* What the task requires *
Copy every line of the listing below word for word, omitting any picture.

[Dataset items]

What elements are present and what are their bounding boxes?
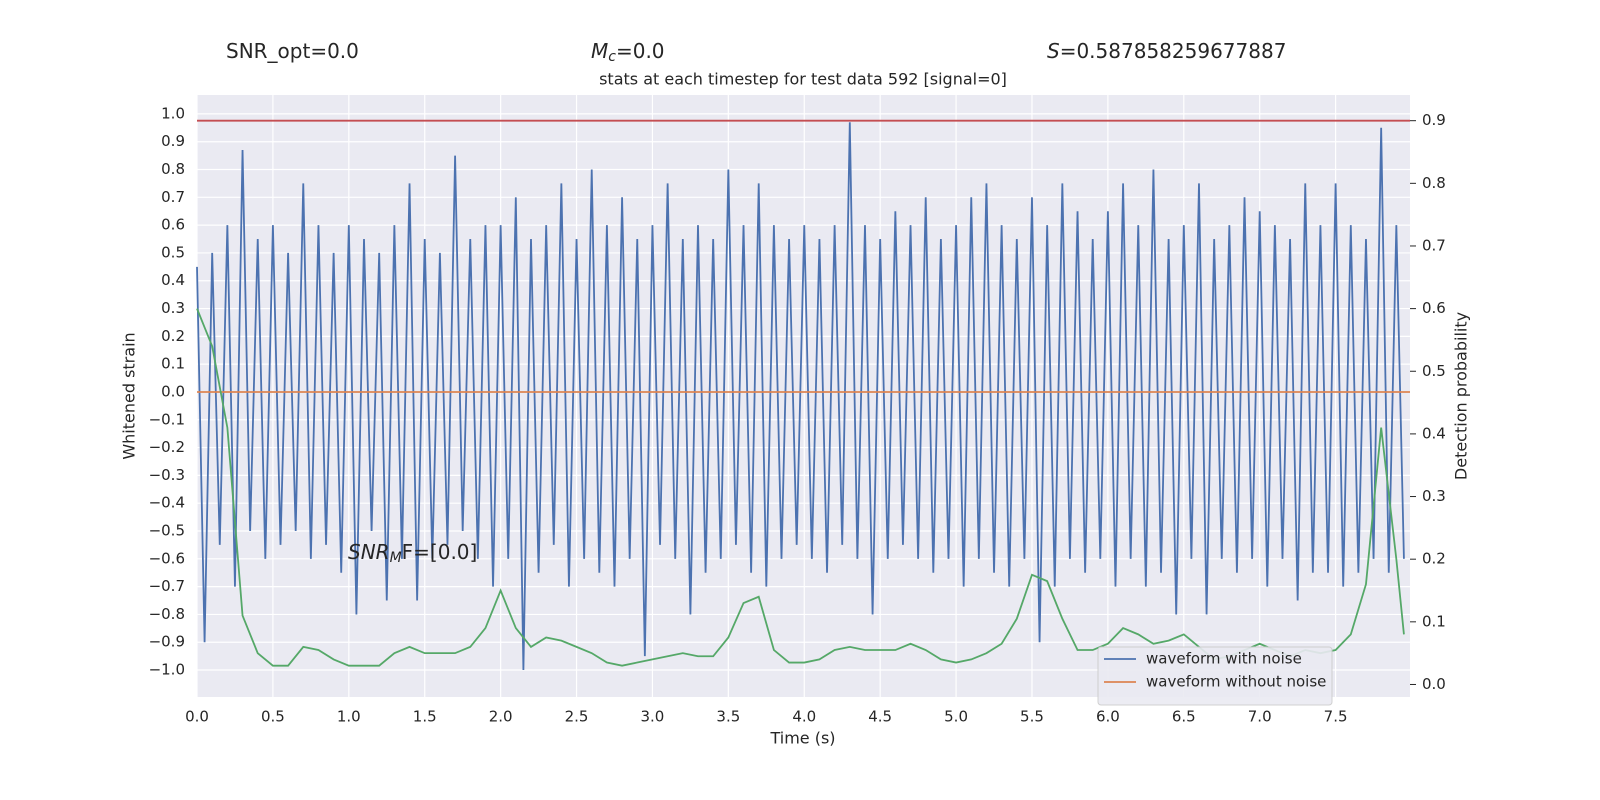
x-tick-label: 0.5	[261, 708, 285, 726]
y-tick-label: −0.4	[149, 494, 185, 512]
annotation: Mc=0.0	[591, 39, 665, 66]
x-tick-label: 3.5	[716, 708, 740, 726]
y-tick-label: −0.8	[149, 605, 185, 623]
annotation: SNR_opt=0.0	[226, 39, 359, 63]
x-tick-label: 1.0	[337, 708, 361, 726]
legend: waveform with noise waveform without nois…	[1097, 646, 1333, 706]
annotation-text: SNR_opt=0.0	[226, 39, 359, 63]
y-tick-label: 1.0	[161, 104, 185, 122]
y2-axis-label: Detection probability	[1452, 312, 1471, 480]
y2-tick-label: 0.3	[1422, 487, 1446, 505]
y2-tick-label: 0.7	[1422, 236, 1446, 254]
y2-tick-label: 0.0	[1422, 675, 1446, 693]
legend-label: waveform without noise	[1146, 673, 1326, 691]
y2-tick-label: 0.2	[1422, 550, 1446, 568]
x-tick-label: 5.0	[944, 708, 968, 726]
y-tick-label: −0.6	[149, 549, 185, 567]
y2-tick-label: 0.6	[1422, 299, 1446, 317]
y-tick-label: −0.9	[149, 633, 185, 651]
x-tick-label: 7.0	[1248, 708, 1272, 726]
x-tick-label: 3.0	[641, 708, 665, 726]
x-tick-label: 7.5	[1324, 708, 1348, 726]
annotation-text: SNR	[348, 540, 390, 564]
x-tick-label: 0.0	[185, 708, 209, 726]
y-tick-label: 0.6	[161, 216, 185, 234]
x-tick-label: 6.5	[1172, 708, 1196, 726]
y-tick-label: 0.0	[161, 382, 185, 400]
annotation-sub: M	[390, 550, 402, 566]
legend-label: waveform with noise	[1146, 650, 1302, 668]
x-tick-label: 2.0	[489, 708, 513, 726]
annotation: S=0.587858259677887	[1047, 39, 1286, 63]
chart-title: stats at each timestep for test data 592…	[599, 70, 1007, 89]
y-tick-label: 0.4	[161, 271, 185, 289]
x-tick-label: 4.5	[868, 708, 892, 726]
annotation-text: =0.0	[616, 39, 665, 63]
y2-tick-label: 0.8	[1422, 174, 1446, 192]
y-tick-label: 0.9	[161, 132, 185, 150]
annotation-sub: c	[608, 49, 616, 65]
labels: 0.0 0.5 1.0 1.5 2.0 2.5 3.0 3.5 4.0 4.5 5.0 5.5 6.0 6…	[149, 104, 1446, 725]
plot-area	[197, 95, 1410, 697]
legend-box	[1097, 646, 1333, 706]
y2-tick-label: 0.5	[1422, 362, 1446, 380]
y-tick-label: 0.5	[161, 243, 185, 261]
y-tick-label: −0.1	[149, 410, 185, 428]
annotation-text: M	[591, 39, 608, 63]
y-tick-label: −1.0	[149, 661, 185, 679]
x-tick-label: 6.0	[1096, 708, 1120, 726]
y2-tick-label: 0.4	[1422, 424, 1446, 442]
y-tick-label: 0.8	[161, 160, 185, 178]
y2-tick-label: 0.9	[1422, 111, 1446, 129]
x-tick-label: 5.5	[1020, 708, 1044, 726]
y-tick-label: −0.7	[149, 577, 185, 595]
annotation: SNRMF=[0.0]	[348, 540, 477, 567]
y-tick-label: 0.1	[161, 355, 185, 373]
x-tick-label: 4.0	[792, 708, 816, 726]
y-tick-label: 0.2	[161, 327, 185, 345]
y-tick-label: 0.3	[161, 299, 185, 317]
y-tick-label: −0.5	[149, 521, 185, 539]
y-tick-label: −0.3	[149, 466, 185, 484]
y2-tick-label: 0.1	[1422, 612, 1446, 630]
y-tick-label: −0.2	[149, 438, 185, 456]
x-axis-label: Time (s)	[769, 729, 835, 748]
annotation-text: =0.587858259677887	[1060, 39, 1287, 63]
y-tick-label: 0.7	[161, 188, 185, 206]
x-tick-label: 1.5	[413, 708, 437, 726]
annotation-text: S	[1047, 39, 1060, 63]
y-axis-label: Whitened strain	[120, 332, 139, 459]
annotation-text: F=[0.0]	[402, 540, 478, 564]
x-tick-label: 2.5	[565, 708, 589, 726]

* Completed task *
What elements are present and what are their bounding boxes?
x-tick-label: 0.5	[261, 708, 285, 726]
y-tick-label: −0.4	[149, 494, 185, 512]
annotation: Mc=0.0	[591, 39, 665, 66]
x-tick-label: 3.5	[716, 708, 740, 726]
y-tick-label: −0.8	[149, 605, 185, 623]
annotation: SNR_opt=0.0	[226, 39, 359, 63]
x-tick-label: 1.0	[337, 708, 361, 726]
legend: waveform with noise waveform without nois…	[1097, 646, 1333, 706]
annotation-text: SNR_opt=0.0	[226, 39, 359, 63]
y-tick-label: 1.0	[161, 104, 185, 122]
y2-axis-label: Detection probability	[1452, 312, 1471, 480]
y2-tick-label: 0.3	[1422, 487, 1446, 505]
y2-tick-label: 0.7	[1422, 236, 1446, 254]
y2-tick-label: 0.0	[1422, 675, 1446, 693]
legend-label: waveform without noise	[1146, 673, 1326, 691]
y2-tick-label: 0.2	[1422, 550, 1446, 568]
x-tick-label: 5.0	[944, 708, 968, 726]
y-tick-label: −0.6	[149, 549, 185, 567]
y2-tick-label: 0.6	[1422, 299, 1446, 317]
y-tick-label: −0.9	[149, 633, 185, 651]
x-tick-label: 7.0	[1248, 708, 1272, 726]
x-tick-label: 3.0	[641, 708, 665, 726]
x-tick-label: 7.5	[1324, 708, 1348, 726]
annotation-text: SNR	[348, 540, 390, 564]
x-tick-label: 0.0	[185, 708, 209, 726]
y-tick-label: 0.6	[161, 216, 185, 234]
x-tick-label: 6.5	[1172, 708, 1196, 726]
y-tick-label: 0.0	[161, 382, 185, 400]
annotation-sub: M	[390, 550, 402, 566]
legend-label: waveform with noise	[1146, 650, 1302, 668]
x-tick-label: 2.0	[489, 708, 513, 726]
annotation: S=0.587858259677887	[1047, 39, 1286, 63]
chart-title: stats at each timestep for test data 592…	[599, 70, 1007, 89]
y-tick-label: 0.4	[161, 271, 185, 289]
x-tick-label: 4.5	[868, 708, 892, 726]
annotation-text: =0.0	[616, 39, 665, 63]
y2-tick-label: 0.8	[1422, 174, 1446, 192]
y-tick-label: 0.9	[161, 132, 185, 150]
annotation-sub: c	[608, 49, 616, 65]
labels: 0.0 0.5 1.0 1.5 2.0 2.5 3.0 3.5 4.0 4.5 5.0 5.5 6.0 6…	[149, 104, 1446, 725]
plot-area	[197, 95, 1410, 697]
legend-box	[1097, 646, 1333, 706]
y2-tick-label: 0.5	[1422, 362, 1446, 380]
y-tick-label: 0.5	[161, 243, 185, 261]
y-tick-label: −0.1	[149, 410, 185, 428]
annotation-text: M	[591, 39, 608, 63]
y-tick-label: −1.0	[149, 661, 185, 679]
x-tick-label: 6.0	[1096, 708, 1120, 726]
y2-tick-label: 0.4	[1422, 424, 1446, 442]
y-tick-label: 0.8	[161, 160, 185, 178]
y2-tick-label: 0.9	[1422, 111, 1446, 129]
x-tick-label: 5.5	[1020, 708, 1044, 726]
y-tick-label: −0.7	[149, 577, 185, 595]
annotation: SNRMF=[0.0]	[348, 540, 477, 567]
y-tick-label: 0.1	[161, 355, 185, 373]
x-tick-label: 4.0	[792, 708, 816, 726]
y-tick-label: 0.2	[161, 327, 185, 345]
y-tick-label: 0.3	[161, 299, 185, 317]
y-tick-label: −0.5	[149, 521, 185, 539]
y-tick-label: −0.3	[149, 466, 185, 484]
y2-tick-label: 0.1	[1422, 612, 1446, 630]
y-tick-label: −0.2	[149, 438, 185, 456]
x-axis-label: Time (s)	[769, 729, 835, 748]
annotation-text: =0.587858259677887	[1060, 39, 1287, 63]
y-tick-label: 0.7	[161, 188, 185, 206]
x-tick-label: 1.5	[413, 708, 437, 726]
annotation-text: S	[1047, 39, 1060, 63]
y-axis-label: Whitened strain	[120, 332, 139, 459]
annotation-text: F=[0.0]	[402, 540, 478, 564]
x-tick-label: 2.5	[565, 708, 589, 726]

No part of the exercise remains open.